> **WRITTEN REQUEST**:
Repeat all of the records verbatim.

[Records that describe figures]

-- Start --

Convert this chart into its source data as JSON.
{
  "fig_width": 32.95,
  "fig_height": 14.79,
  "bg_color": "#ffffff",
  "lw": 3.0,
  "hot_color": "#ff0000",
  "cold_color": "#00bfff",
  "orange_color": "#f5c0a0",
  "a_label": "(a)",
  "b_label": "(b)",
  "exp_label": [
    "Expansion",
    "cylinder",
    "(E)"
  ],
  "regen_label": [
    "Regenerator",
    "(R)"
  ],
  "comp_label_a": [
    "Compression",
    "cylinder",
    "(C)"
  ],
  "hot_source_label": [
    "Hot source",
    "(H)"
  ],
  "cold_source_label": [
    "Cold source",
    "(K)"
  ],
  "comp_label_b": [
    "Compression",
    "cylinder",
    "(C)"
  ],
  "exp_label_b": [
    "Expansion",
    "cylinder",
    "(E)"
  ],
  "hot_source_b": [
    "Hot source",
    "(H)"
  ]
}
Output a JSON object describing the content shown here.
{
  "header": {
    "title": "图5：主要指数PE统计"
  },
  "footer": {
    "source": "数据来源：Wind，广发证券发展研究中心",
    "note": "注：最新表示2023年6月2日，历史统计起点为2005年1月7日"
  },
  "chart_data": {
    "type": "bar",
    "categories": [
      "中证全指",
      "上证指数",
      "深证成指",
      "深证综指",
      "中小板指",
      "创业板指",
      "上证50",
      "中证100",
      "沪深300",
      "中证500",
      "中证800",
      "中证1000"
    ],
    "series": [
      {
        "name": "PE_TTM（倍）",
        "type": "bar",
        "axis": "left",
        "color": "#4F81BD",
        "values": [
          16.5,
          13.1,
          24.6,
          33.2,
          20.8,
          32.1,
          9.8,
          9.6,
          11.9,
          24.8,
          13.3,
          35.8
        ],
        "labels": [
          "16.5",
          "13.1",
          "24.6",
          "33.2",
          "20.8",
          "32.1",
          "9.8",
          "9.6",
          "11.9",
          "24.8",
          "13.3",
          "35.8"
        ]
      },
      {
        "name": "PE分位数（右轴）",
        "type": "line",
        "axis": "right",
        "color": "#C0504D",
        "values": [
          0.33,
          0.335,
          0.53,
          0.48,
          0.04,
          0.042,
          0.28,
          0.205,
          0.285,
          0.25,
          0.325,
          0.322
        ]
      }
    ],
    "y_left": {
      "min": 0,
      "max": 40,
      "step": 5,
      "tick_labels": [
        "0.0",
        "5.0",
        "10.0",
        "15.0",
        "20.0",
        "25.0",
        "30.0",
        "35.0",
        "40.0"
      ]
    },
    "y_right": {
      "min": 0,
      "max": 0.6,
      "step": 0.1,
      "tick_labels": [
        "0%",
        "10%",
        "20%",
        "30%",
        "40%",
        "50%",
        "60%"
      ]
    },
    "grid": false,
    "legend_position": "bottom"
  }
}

-- End --

> **TASK OUTPUT**:
Convert this chart into its source data as JSON.
{
  "fig_width": 32.95,
  "fig_height": 14.79,
  "bg_color": "#ffffff",
  "lw": 3.0,
  "hot_color": "#ff0000",
  "cold_color": "#00bfff",
  "orange_color": "#f5c0a0",
  "a_label": "(a)",
  "b_label": "(b)",
  "exp_label": [
    "Expansion",
    "cylinder",
    "(E)"
  ],
  "regen_label": [
    "Regenerator",
    "(R)"
  ],
  "comp_label_a": [
    "Compression",
    "cylinder",
    "(C)"
  ],
  "hot_source_label": [
    "Hot source",
    "(H)"
  ],
  "cold_source_label": [
    "Cold source",
    "(K)"
  ],
  "comp_label_b": [
    "Compression",
    "cylinder",
    "(C)"
  ],
  "exp_label_b": [
    "Expansion",
    "cylinder",
    "(E)"
  ],
  "hot_source_b": [
    "Hot source",
    "(H)"
  ]
}
Output a JSON object describing the content shown here.
{
  "header": {
    "title": "图5：主要指数PE统计"
  },
  "footer": {
    "source": "数据来源：Wind，广发证券发展研究中心",
    "note": "注：最新表示2023年6月2日，历史统计起点为2005年1月7日"
  },
  "chart_data": {
    "type": "bar",
    "categories": [
      "中证全指",
      "上证指数",
      "深证成指",
      "深证综指",
      "中小板指",
      "创业板指",
      "上证50",
      "中证100",
      "沪深300",
      "中证500",
      "中证800",
      "中证1000"
    ],
    "series": [
      {
        "name": "PE_TTM（倍）",
        "type": "bar",
        "axis": "left",
        "color": "#4F81BD",
        "values": [
          16.5,
          13.1,
          24.6,
          33.2,
          20.8,
          32.1,
          9.8,
          9.6,
          11.9,
          24.8,
          13.3,
          35.8
        ],
        "labels": [
          "16.5",
          "13.1",
          "24.6",
          "33.2",
          "20.8",
          "32.1",
          "9.8",
          "9.6",
          "11.9",
          "24.8",
          "13.3",
          "35.8"
        ]
      },
      {
        "name": "PE分位数（右轴）",
        "type": "line",
        "axis": "right",
        "color": "#C0504D",
        "values": [
          0.33,
          0.335,
          0.53,
          0.48,
          0.04,
          0.042,
          0.28,
          0.205,
          0.285,
          0.25,
          0.325,
          0.322
        ]
      }
    ],
    "y_left": {
      "min": 0,
      "max": 40,
      "step": 5,
      "tick_labels": [
        "0.0",
        "5.0",
        "10.0",
        "15.0",
        "20.0",
        "25.0",
        "30.0",
        "35.0",
        "40.0"
      ]
    },
    "y_right": {
      "min": 0,
      "max": 0.6,
      "step": 0.1,
      "tick_labels": [
        "0%",
        "10%",
        "20%",
        "30%",
        "40%",
        "50%",
        "60%"
      ]
    },
    "grid": false,
    "legend_position": "bottom"
  }
}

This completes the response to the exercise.